Exercise >> Copy the passage on alternatives to traditional cement foundations word for word, from its title to its final sentence.

Extract to read >>
= Beginning of Section =

Considering Alternatives To Traditional Cement Foundations
In any building project you need to start from the ground up. Foundations need to provide a couple key functions. One is to support the weight of the building so that it does not sink and sag unevenly. A second is to get the walls off the ground and protected from moisture so that things like wood and straw don’t rot. The third and sometimes trickiest is to provide a level, stable surface that won’t shift and move when the ground freezes and thaws.
In mainstream construction people generally use concrete in one way or another to create this firm stable foundation for their buildings. Concrete is a really handy material – instant rock in any shape you want, just add water. It’s made from mixing gravel, sand and cement – all substances readily available in most places. Unfortunately, cement is made from heating limestone in a kiln to very high temperatures. This requires a lot of energy and creates a lot of CO2 emissions – by the year 2000 10% of global CO2 emissions will come from making portland cement for construction.
Given this, one of our goals was to minimize (or ideally eliminate) the amount of concrete we used in our foundation. We started by planning to have an earthen floor instead of a cement slab. Thus we can use local clay and sand atop a bed of gravel (for drainage) for the main floor area of the structure . This leaves us with finding a method for supporting the walls.
Option 1: A Rubble Trench Foundation
Our first design was for what is called a “rubble trench”. In a rubble trench foundation you dig a trench down to the frost line (4 feet in our area) under the wall and fill that area with gravel. In the bottom you place drainage tile so that this area is free of water. On top of this you create a “grade beam” of reinforced concrete which gives you a firm, level surface and lifts your bales above “grade” (ground level). So this could allow you to use only 6-8 inches of concrete instead of 4 feet – quite a savings.
Unfortunately, our soils here have very poor drainage and during wet parts of the year the water table can be very near the surface. So proper drainage for a rubble trench would be critical to its success – if water stays in this trench it can freeze and as it expands it will “heave” upwards and crack your grade beam and mess up your walls. For proper drainage we would need to run a sloping pipe out to daylight. Unfortunately, the chosen site is fairly flat so we would have to run a pipe for hundreds of yards which just didn’t seem appropriate, ecological, or energy saving.

= End of Section =

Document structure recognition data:
= Beginning of Section =

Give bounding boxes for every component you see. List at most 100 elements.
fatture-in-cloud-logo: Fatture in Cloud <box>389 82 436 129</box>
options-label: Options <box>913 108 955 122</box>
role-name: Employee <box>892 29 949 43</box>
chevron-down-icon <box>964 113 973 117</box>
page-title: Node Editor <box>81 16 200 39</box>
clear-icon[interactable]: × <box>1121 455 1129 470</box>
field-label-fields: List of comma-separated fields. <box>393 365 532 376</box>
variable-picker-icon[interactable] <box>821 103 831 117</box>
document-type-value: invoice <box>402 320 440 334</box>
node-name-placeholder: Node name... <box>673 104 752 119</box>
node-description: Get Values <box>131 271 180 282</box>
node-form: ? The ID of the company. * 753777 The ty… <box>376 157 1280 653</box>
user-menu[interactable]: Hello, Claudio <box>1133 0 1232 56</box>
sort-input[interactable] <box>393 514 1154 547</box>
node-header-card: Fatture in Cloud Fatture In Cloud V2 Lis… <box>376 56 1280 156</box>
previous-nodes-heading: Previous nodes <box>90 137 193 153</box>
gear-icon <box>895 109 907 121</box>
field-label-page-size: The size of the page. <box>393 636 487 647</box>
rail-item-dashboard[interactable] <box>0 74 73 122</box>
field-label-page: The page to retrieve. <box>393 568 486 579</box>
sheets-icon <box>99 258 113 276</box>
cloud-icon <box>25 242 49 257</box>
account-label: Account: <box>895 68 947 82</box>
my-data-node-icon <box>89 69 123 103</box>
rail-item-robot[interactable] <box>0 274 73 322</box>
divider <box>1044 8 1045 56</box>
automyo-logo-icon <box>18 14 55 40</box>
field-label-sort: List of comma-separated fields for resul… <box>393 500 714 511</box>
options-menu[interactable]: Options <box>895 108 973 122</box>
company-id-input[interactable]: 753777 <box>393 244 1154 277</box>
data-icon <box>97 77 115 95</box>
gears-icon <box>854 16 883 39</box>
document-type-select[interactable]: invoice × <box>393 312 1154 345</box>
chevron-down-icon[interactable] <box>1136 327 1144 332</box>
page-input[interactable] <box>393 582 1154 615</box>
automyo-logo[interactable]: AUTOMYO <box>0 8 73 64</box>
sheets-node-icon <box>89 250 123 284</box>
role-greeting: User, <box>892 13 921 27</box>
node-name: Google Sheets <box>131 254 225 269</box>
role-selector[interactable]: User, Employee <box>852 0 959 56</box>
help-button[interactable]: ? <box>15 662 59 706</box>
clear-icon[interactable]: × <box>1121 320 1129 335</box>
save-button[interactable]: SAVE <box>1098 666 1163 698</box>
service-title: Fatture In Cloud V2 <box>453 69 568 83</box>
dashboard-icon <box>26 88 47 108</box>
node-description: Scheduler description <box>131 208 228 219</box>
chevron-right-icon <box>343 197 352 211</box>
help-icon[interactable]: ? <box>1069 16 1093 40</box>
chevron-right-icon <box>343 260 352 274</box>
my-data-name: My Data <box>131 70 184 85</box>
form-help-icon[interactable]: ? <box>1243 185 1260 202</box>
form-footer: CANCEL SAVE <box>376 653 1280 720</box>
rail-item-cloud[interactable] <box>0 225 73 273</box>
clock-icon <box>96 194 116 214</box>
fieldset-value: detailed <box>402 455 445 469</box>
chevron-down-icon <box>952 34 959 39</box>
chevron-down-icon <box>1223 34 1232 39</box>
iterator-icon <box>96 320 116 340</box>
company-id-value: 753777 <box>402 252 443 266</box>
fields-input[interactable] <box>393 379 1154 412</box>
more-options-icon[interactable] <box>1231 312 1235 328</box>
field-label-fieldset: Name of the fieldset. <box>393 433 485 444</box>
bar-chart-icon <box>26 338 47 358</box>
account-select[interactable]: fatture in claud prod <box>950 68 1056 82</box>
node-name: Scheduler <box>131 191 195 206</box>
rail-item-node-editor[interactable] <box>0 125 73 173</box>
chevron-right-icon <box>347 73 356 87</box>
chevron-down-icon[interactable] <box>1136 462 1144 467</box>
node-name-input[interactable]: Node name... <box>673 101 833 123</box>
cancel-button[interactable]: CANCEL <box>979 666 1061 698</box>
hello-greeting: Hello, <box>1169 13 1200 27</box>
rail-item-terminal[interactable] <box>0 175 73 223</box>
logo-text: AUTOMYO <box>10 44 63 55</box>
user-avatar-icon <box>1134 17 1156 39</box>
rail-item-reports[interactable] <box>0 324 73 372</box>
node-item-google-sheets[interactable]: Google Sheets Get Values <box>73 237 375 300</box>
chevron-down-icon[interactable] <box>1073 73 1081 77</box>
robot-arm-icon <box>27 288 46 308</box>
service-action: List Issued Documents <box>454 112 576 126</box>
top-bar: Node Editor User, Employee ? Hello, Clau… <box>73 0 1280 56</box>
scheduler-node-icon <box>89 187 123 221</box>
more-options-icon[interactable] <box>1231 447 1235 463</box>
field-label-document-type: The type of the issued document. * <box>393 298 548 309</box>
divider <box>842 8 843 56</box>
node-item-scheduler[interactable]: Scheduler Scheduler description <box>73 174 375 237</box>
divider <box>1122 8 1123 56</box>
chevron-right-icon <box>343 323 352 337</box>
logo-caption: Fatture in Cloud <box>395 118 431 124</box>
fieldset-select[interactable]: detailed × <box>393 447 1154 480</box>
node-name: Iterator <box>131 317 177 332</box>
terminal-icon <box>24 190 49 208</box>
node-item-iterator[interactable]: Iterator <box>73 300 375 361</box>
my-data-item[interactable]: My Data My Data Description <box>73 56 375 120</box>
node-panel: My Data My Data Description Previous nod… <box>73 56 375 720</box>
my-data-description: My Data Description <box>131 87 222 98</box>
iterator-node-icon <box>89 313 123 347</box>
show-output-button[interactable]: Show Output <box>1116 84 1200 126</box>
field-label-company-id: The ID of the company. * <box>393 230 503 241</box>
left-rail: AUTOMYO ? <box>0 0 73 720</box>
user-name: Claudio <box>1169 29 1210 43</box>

= End of Section =

Written solution >>
Considering Alternatives To Traditional Cement Foundations
In any building project you need to start from the ground up. Foundations need to provide a couple key functions. One is to support the weight of the building so that it does not sink and sag unevenly. A second is to get the walls off the ground and protected from moisture so that things like wood and straw don’t rot. The third and sometimes trickiest is to provide a level, stable surface that won’t shift and move when the ground freezes and thaws.
In mainstream construction people generally use concrete in one way or another to create this firm stable foundation for their buildings. Concrete is a really handy material – instant rock in any shape you want, just add water. It’s made from mixing gravel, sand and cement – all substances readily available in most places. Unfortunately, cement is made from heating limestone in a kiln to very high temperatures. This requires a lot of energy and creates a lot of CO2 emissions – by the year 2000 10% of global CO2 emissions will come from making portland cement for construction.
Given this, one of our goals was to minimize (or ideally eliminate) the amount of concrete we used in our foundation. We started by planning to have an earthen floor instead of a cement slab. Thus we can use local clay and sand atop a bed of gravel (for drainage) for the main floor area of the structure . This leaves us with finding a method for supporting the walls.
Option 1: A Rubble Trench Foundation
Our first design was for what is called a “rubble trench”. In a rubble trench foundation you dig a trench down to the frost line (4 feet in our area) under the wall and fill that area with gravel. In the bottom you place drainage tile so that this area is free of water. On top of this you create a “grade beam” of reinforced concrete which gives you a firm, level surface and lifts your bales above “grade” (ground level). So this could allow you to use only 6-8 inches of concrete instead of 4 feet – quite a savings.
Unfortunately, our soils here have very poor drainage and during wet parts of the year the water table can be very near the surface. So proper drainage for a rubble trench would be critical to its success – if water stays in this trench it can freeze and as it expands it will “heave” upwards and crack your grade beam and mess up your walls. For proper drainage we would need to run a sloping pipe out to daylight. Unfortunately, the chosen site is fairly flat so we would have to run a pipe for hundreds of yards which just didn’t seem appropriate, ecological, or energy saving.